====== Records provided ======
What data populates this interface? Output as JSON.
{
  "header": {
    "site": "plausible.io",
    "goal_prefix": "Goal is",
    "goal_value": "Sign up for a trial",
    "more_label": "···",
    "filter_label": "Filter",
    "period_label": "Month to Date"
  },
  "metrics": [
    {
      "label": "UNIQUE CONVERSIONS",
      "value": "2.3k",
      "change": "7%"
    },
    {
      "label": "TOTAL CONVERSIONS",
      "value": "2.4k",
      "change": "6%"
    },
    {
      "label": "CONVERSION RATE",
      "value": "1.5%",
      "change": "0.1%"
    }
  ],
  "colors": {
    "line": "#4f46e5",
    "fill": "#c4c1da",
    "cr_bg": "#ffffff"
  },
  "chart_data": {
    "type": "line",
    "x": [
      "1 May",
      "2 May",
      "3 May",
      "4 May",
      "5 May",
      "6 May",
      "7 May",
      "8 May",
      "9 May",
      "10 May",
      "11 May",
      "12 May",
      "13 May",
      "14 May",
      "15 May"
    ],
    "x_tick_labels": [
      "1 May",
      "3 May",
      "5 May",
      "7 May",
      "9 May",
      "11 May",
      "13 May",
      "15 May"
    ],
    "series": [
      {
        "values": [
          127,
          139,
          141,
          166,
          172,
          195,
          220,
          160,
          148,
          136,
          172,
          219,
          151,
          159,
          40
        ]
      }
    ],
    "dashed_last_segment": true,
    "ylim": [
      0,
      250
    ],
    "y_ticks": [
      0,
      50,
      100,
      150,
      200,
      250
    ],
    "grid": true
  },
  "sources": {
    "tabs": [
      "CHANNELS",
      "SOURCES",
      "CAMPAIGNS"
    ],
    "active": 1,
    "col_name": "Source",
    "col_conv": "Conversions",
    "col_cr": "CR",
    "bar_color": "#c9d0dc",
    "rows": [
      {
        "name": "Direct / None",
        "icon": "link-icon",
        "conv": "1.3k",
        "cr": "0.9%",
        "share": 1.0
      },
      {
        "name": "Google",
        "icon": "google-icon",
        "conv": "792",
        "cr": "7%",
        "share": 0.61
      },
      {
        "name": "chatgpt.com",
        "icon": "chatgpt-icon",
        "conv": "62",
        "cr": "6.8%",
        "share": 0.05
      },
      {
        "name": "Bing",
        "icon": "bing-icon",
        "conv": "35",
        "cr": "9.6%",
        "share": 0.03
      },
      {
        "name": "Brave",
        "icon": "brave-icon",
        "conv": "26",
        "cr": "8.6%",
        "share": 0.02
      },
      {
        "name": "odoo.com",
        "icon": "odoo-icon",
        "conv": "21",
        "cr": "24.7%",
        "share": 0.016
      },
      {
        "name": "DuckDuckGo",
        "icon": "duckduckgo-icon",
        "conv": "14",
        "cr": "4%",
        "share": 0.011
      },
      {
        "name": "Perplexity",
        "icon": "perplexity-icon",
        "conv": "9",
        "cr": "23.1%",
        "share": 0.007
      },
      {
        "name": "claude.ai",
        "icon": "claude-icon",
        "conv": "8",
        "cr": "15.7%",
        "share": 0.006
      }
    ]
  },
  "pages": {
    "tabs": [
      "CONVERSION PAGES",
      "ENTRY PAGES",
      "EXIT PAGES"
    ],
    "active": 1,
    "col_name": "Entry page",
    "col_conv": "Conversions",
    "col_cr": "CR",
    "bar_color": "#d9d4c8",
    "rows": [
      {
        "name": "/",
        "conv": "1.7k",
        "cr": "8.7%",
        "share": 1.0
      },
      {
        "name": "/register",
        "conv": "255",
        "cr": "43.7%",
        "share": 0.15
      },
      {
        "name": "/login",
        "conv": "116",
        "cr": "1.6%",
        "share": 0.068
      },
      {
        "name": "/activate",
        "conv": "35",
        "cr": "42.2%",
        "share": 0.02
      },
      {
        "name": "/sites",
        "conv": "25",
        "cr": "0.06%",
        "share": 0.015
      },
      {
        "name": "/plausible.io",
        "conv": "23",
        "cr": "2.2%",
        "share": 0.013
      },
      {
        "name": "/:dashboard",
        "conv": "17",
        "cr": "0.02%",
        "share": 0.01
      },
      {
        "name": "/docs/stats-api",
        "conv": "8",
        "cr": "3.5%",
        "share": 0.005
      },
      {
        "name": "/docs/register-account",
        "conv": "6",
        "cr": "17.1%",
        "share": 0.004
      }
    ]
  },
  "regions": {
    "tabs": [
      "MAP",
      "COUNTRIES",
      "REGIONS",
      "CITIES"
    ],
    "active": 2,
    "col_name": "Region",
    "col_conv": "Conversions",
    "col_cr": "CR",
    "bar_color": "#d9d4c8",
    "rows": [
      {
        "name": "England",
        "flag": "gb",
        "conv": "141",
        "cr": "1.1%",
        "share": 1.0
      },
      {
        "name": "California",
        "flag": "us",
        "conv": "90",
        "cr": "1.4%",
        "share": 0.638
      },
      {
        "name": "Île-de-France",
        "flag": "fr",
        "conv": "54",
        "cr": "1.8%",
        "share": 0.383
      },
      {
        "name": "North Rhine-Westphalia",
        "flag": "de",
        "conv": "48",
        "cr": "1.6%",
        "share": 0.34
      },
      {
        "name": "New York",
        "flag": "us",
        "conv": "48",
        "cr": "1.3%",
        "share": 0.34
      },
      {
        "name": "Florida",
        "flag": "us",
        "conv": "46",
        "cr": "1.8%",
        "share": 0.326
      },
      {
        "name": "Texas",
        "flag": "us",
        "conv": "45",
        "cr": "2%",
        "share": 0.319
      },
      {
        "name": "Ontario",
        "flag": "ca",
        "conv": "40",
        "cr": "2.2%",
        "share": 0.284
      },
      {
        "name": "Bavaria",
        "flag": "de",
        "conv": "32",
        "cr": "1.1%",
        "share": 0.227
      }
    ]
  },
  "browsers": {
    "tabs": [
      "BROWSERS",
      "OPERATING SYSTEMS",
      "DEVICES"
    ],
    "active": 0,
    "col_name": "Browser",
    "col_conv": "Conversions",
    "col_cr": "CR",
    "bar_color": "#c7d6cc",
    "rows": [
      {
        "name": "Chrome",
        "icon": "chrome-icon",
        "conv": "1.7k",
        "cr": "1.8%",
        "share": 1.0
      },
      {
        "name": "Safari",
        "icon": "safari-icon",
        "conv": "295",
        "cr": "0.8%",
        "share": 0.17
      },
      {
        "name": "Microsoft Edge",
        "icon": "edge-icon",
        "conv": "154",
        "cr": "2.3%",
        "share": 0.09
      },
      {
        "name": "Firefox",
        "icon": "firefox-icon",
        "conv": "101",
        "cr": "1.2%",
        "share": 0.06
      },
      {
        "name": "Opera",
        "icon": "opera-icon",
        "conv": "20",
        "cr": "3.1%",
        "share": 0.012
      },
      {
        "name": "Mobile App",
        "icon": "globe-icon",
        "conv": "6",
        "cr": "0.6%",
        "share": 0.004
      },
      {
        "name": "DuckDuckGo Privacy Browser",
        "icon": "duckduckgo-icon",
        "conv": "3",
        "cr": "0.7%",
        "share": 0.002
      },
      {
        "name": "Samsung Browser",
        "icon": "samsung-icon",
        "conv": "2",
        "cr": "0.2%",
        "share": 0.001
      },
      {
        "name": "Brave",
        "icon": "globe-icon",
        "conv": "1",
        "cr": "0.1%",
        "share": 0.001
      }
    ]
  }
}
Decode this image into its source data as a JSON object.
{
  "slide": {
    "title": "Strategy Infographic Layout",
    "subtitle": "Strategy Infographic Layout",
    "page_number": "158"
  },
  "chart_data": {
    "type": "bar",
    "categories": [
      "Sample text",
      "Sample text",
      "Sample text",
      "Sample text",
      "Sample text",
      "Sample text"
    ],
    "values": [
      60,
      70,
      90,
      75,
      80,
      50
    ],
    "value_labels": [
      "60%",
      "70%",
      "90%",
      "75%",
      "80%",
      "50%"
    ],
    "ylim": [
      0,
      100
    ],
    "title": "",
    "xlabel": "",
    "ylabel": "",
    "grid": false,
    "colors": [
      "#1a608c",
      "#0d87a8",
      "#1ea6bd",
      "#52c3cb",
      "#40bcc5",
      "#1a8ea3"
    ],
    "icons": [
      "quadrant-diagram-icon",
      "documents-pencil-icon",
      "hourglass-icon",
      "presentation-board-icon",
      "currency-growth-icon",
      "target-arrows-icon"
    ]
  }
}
======
* [To do]: Extract from the material all lines containing the string "plausible".

* [Problem solution]:
    "site": "plausible.io",
        "name": "/plausible.io",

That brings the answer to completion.